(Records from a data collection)
---
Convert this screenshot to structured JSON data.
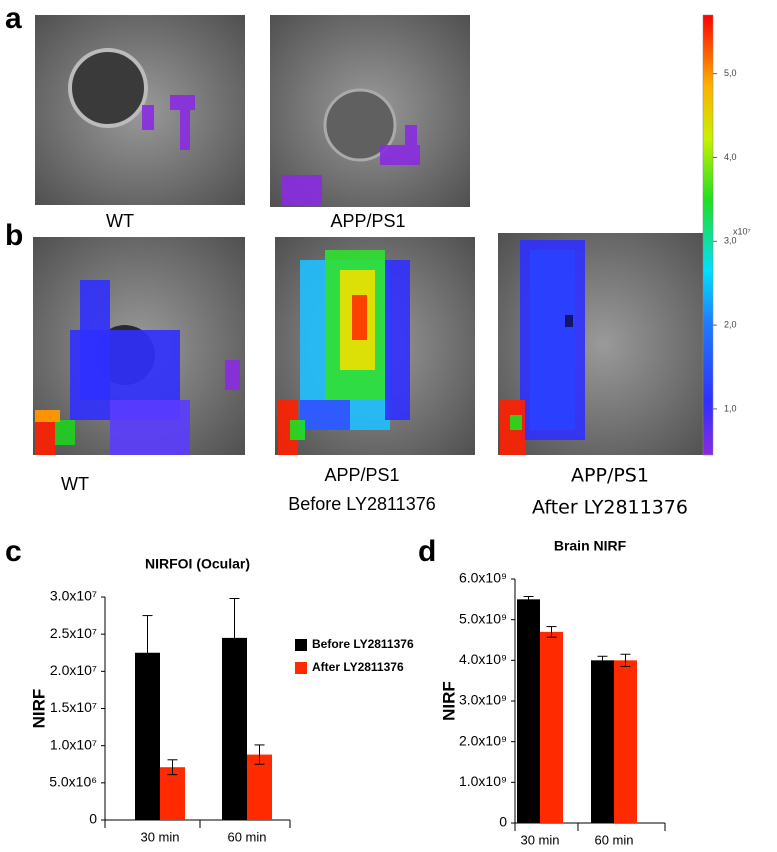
{
  "panel_labels": [
    "a",
    "b",
    "c",
    "d"
  ],
  "images": {
    "a": [
      "WT",
      "APP/PS1"
    ],
    "b": [
      [
        "WT"
      ],
      [
        "APP/PS1",
        "Before LY2811376"
      ],
      [
        "APP/PS1",
        "After LY2811376"
      ]
    ]
  },
  "colorbar": {
    "lim": [
      0.45,
      5.7
    ],
    "ticks": [
      {
        "value": 1,
        "label": "1,0"
      },
      {
        "value": 2,
        "label": "2,0"
      },
      {
        "value": 3,
        "label": "3,0"
      },
      {
        "value": 4,
        "label": "4,0"
      },
      {
        "value": 5,
        "label": "5,0"
      }
    ],
    "multiplier": "x10⁷"
  },
  "chart_data": [
    {
      "type": "bar",
      "title": "NIRFOI (Ocular)",
      "y_label": "NIRF",
      "categories": [
        "30 min",
        "60 min"
      ],
      "series": [
        {
          "name": "Before LY2811376",
          "color": "#000000",
          "values": [
            22500000,
            24500000
          ],
          "errors": [
            5000000,
            5300000
          ]
        },
        {
          "name": "After LY2811376",
          "color": "#ff2a00",
          "values": [
            7100000,
            8800000
          ],
          "errors": [
            1000000,
            1300000
          ]
        }
      ],
      "ylim": [
        0,
        30000000
      ],
      "yticks": [
        0,
        {
          "value": 5000000,
          "label": "5.0x10⁶"
        },
        {
          "value": 10000000,
          "label": "1.0x10⁷"
        },
        {
          "value": 15000000,
          "label": "1.5x10⁷"
        },
        {
          "value": 20000000,
          "label": "2.0x10⁷"
        },
        {
          "value": 25000000,
          "label": "2.5x10⁷"
        },
        {
          "value": 30000000,
          "label": "3.0x10⁷"
        }
      ],
      "legend": "right"
    },
    {
      "type": "bar",
      "title": "Brain NIRF",
      "y_label": "NIRF",
      "categories": [
        "30 min",
        "60 min"
      ],
      "series": [
        {
          "color": "#000000",
          "values": [
            5500000000,
            4000000000
          ],
          "errors": [
            70000000,
            100000000
          ]
        },
        {
          "color": "#ff2a00",
          "values": [
            4700000000,
            4000000000
          ],
          "errors": [
            130000000,
            150000000
          ]
        }
      ],
      "ylim": [
        0,
        6000000000
      ],
      "yticks": [
        0,
        {
          "value": 1000000000,
          "label": "1.0x10⁹"
        },
        {
          "value": 2000000000,
          "label": "2.0x10⁹"
        },
        {
          "value": 3000000000,
          "label": "3.0x10⁹"
        },
        {
          "value": 4000000000,
          "label": "4.0x10⁹"
        },
        {
          "value": 5000000000,
          "label": "5.0x10⁹"
        },
        {
          "value": 6000000000,
          "label": "6.0x10⁹"
        }
      ]
    }
  ]
}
---
__Problem description__.
Copy out the entries verbatim and leave the images out.

__Reply to the task__.
Convert this screenshot to structured JSON data.
{
  "panel_labels": [
    "a",
    "b",
    "c",
    "d"
  ],
  "images": {
    "a": [
      "WT",
      "APP/PS1"
    ],
    "b": [
      [
        "WT"
      ],
      [
        "APP/PS1",
        "Before LY2811376"
      ],
      [
        "APP/PS1",
        "After LY2811376"
      ]
    ]
  },
  "colorbar": {
    "lim": [
      0.45,
      5.7
    ],
    "ticks": [
      {
        "value": 1,
        "label": "1,0"
      },
      {
        "value": 2,
        "label": "2,0"
      },
      {
        "value": 3,
        "label": "3,0"
      },
      {
        "value": 4,
        "label": "4,0"
      },
      {
        "value": 5,
        "label": "5,0"
      }
    ],
    "multiplier": "x10⁷"
  },
  "chart_data": [
    {
      "type": "bar",
      "title": "NIRFOI (Ocular)",
      "y_label": "NIRF",
      "categories": [
        "30 min",
        "60 min"
      ],
      "series": [
        {
          "name": "Before LY2811376",
          "color": "#000000",
          "values": [
            22500000,
            24500000
          ],
          "errors": [
            5000000,
            5300000
          ]
        },
        {
          "name": "After LY2811376",
          "color": "#ff2a00",
          "values": [
            7100000,
            8800000
          ],
          "errors": [
            1000000,
            1300000
          ]
        }
      ],
      "ylim": [
        0,
        30000000
      ],
      "yticks": [
        0,
        {
          "value": 5000000,
          "label": "5.0x10⁶"
        },
        {
          "value": 10000000,
          "label": "1.0x10⁷"
        },
        {
          "value": 15000000,
          "label": "1.5x10⁷"
        },
        {
          "value": 20000000,
          "label": "2.0x10⁷"
        },
        {
          "value": 25000000,
          "label": "2.5x10⁷"
        },
        {
          "value": 30000000,
          "label": "3.0x10⁷"
        }
      ],
      "legend": "right"
    },
    {
      "type": "bar",
      "title": "Brain NIRF",
      "y_label": "NIRF",
      "categories": [
        "30 min",
        "60 min"
      ],
      "series": [
        {
          "color": "#000000",
          "values": [
            5500000000,
            4000000000
          ],
          "errors": [
            70000000,
            100000000
          ]
        },
        {
          "color": "#ff2a00",
          "values": [
            4700000000,
            4000000000
          ],
          "errors": [
            130000000,
            150000000
          ]
        }
      ],
      "ylim": [
        0,
        6000000000
      ],
      "yticks": [
        0,
        {
          "value": 1000000000,
          "label": "1.0x10⁹"
        },
        {
          "value": 2000000000,
          "label": "2.0x10⁹"
        },
        {
          "value": 3000000000,
          "label": "3.0x10⁹"
        },
        {
          "value": 4000000000,
          "label": "4.0x10⁹"
        },
        {
          "value": 5000000000,
          "label": "5.0x10⁹"
        },
        {
          "value": 6000000000,
          "label": "6.0x10⁹"
        }
      ]
    }
  ]
}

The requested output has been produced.